***** Material to process

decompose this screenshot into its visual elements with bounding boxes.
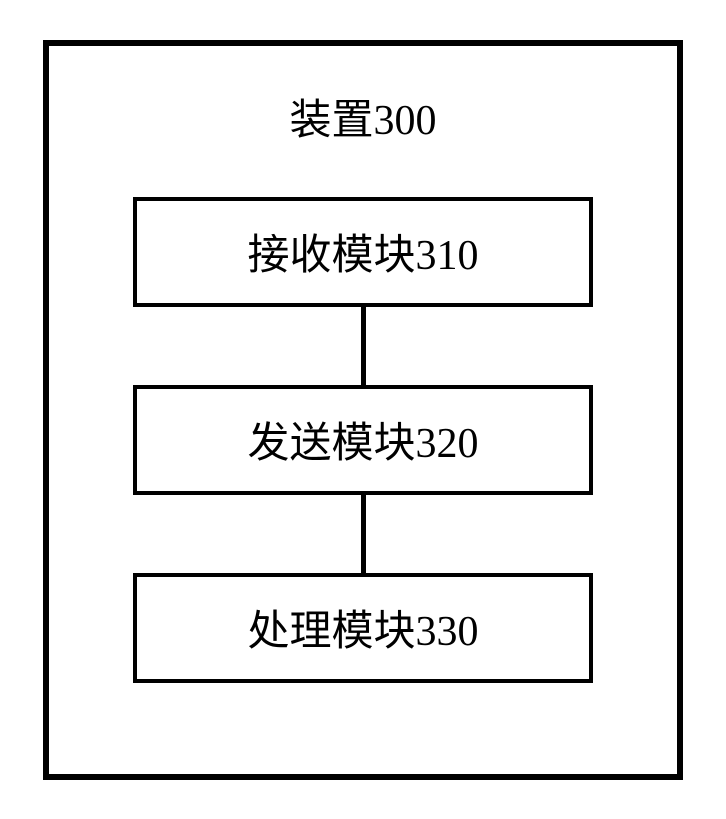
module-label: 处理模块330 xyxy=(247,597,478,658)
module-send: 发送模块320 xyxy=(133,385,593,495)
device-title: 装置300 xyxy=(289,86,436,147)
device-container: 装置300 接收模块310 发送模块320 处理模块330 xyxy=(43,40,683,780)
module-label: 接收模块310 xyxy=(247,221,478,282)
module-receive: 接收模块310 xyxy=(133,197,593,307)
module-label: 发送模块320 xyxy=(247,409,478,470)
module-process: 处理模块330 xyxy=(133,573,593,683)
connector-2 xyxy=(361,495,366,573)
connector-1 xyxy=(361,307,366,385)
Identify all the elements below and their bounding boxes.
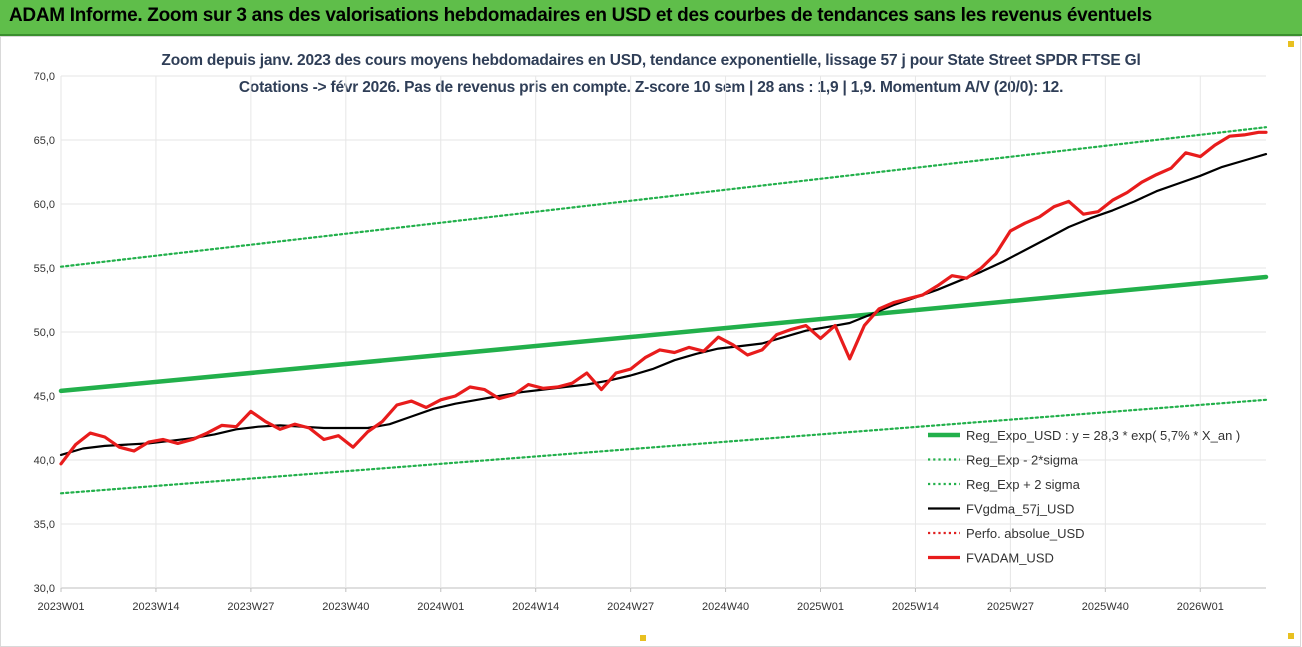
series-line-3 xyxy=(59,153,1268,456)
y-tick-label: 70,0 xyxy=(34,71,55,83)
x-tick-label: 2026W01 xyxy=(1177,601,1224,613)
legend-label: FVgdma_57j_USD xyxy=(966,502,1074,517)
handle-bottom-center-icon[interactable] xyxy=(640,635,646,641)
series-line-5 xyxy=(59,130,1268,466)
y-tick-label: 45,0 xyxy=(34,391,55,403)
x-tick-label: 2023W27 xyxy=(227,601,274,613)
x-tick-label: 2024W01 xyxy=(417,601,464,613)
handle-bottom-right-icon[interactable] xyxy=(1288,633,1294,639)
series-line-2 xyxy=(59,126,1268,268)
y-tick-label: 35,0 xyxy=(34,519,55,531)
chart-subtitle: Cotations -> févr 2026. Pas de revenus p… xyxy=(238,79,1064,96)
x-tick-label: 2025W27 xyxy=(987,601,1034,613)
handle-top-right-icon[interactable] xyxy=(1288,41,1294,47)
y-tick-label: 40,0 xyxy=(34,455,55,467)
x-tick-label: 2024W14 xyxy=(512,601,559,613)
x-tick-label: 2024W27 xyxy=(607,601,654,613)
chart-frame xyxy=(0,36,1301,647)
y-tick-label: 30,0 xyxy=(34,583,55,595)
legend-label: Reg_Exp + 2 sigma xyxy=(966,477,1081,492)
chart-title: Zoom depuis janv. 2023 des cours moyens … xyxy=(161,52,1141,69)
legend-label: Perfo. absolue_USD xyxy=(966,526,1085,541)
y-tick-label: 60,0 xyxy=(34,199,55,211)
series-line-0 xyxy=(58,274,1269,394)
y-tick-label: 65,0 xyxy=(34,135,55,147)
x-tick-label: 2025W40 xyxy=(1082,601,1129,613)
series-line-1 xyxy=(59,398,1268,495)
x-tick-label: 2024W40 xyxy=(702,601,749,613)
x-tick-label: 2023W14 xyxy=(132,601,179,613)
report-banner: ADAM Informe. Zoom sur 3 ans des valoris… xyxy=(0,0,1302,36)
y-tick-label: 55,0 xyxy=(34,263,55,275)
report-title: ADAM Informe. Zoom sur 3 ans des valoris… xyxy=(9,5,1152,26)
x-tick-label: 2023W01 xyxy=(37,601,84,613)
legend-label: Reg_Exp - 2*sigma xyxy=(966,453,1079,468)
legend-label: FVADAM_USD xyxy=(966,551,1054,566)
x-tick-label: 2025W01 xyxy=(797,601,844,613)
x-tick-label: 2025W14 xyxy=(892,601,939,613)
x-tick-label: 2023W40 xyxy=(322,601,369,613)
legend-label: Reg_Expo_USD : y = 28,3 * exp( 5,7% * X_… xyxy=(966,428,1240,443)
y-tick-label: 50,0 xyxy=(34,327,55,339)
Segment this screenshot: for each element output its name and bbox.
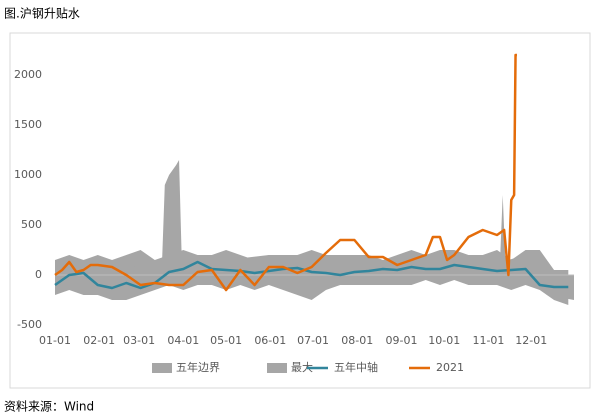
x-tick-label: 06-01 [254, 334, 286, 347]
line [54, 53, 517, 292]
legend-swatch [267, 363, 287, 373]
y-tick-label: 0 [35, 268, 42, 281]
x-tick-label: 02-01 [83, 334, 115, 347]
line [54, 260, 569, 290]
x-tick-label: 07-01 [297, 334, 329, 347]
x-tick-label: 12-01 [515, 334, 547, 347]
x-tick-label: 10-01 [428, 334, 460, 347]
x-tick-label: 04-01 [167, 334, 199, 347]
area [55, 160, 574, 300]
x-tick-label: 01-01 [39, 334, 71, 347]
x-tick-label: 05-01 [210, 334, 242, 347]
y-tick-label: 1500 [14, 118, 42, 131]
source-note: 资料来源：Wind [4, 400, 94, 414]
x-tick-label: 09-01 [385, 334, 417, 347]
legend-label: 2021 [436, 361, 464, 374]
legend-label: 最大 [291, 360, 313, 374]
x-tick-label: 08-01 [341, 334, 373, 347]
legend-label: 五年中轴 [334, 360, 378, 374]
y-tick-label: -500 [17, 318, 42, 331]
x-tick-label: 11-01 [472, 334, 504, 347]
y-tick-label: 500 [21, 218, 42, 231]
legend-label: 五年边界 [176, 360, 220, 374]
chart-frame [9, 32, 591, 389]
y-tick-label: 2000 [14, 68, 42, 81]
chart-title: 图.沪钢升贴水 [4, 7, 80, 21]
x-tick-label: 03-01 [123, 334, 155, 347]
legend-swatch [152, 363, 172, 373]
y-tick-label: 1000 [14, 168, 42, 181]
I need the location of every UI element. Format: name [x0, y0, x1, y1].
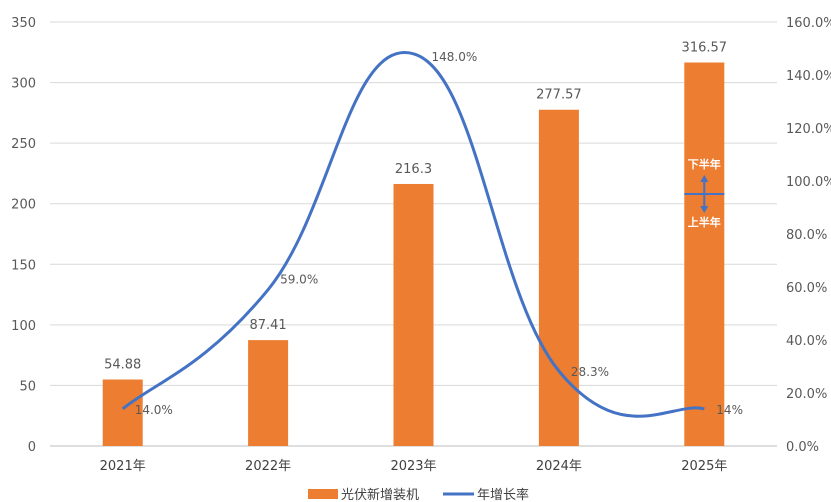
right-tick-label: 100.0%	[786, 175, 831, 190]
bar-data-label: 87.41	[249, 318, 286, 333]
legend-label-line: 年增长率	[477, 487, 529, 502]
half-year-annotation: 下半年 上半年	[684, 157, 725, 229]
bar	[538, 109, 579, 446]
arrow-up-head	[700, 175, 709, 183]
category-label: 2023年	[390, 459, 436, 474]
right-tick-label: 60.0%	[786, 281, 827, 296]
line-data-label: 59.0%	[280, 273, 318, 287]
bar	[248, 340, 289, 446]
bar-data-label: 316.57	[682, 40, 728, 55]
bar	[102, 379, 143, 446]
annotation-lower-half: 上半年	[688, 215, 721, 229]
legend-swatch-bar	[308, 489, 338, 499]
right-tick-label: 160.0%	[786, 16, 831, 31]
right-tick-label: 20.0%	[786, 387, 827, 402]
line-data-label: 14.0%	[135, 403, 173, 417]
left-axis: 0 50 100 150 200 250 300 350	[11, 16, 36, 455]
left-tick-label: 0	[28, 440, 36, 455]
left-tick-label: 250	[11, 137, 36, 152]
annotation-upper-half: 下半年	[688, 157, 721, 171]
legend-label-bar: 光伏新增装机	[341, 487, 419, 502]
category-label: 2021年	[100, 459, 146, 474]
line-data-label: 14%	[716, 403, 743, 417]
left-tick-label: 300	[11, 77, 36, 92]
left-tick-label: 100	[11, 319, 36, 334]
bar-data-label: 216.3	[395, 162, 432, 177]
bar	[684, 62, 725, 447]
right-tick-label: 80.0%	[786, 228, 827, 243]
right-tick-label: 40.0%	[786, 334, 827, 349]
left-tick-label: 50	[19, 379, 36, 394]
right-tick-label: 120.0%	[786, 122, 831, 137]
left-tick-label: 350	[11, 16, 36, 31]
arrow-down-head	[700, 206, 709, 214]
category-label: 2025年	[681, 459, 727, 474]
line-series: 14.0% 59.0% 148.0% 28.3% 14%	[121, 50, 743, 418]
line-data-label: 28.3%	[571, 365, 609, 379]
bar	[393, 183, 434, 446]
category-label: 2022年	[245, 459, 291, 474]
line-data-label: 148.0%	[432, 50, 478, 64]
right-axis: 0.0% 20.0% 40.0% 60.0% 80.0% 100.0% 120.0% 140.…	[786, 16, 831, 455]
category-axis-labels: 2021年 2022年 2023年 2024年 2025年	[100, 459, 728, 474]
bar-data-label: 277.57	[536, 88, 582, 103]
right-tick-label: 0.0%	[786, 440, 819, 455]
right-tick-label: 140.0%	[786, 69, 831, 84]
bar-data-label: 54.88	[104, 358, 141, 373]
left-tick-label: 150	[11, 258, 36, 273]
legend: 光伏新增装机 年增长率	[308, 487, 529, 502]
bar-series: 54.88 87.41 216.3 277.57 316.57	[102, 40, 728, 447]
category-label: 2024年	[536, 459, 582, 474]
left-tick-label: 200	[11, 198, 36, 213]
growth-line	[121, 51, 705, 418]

**********

Instruction => Arrange the data as a Markdown table with the columns Row and Entry, starting with the line that contains "module-label: 处理模块330 xyxy=(247,597,478,658)" and going on through the line that contains "module-label: 发送模块320 xyxy=(247,409,478,470)", both included. Number each row and omit any blank lines.

Reply =>
| Row | Entry |
|---|---|
| 1 | module-label: 处理模块330 xyxy=(247,597,478,658) |
| 2 | module-send: 发送模块320 xyxy=(133,385,593,495) |
| 3 | device-title: 装置300 xyxy=(289,86,436,147) |
| 4 | device-container: 装置300 接收模块310 发送模块320 处理模块330 xyxy=(43,40,683,780) |
| 5 | module-label: 接收模块310 xyxy=(247,221,478,282) |
| 6 | module-receive: 接收模块310 xyxy=(133,197,593,307) |
| 7 | module-label: 发送模块320 xyxy=(247,409,478,470) |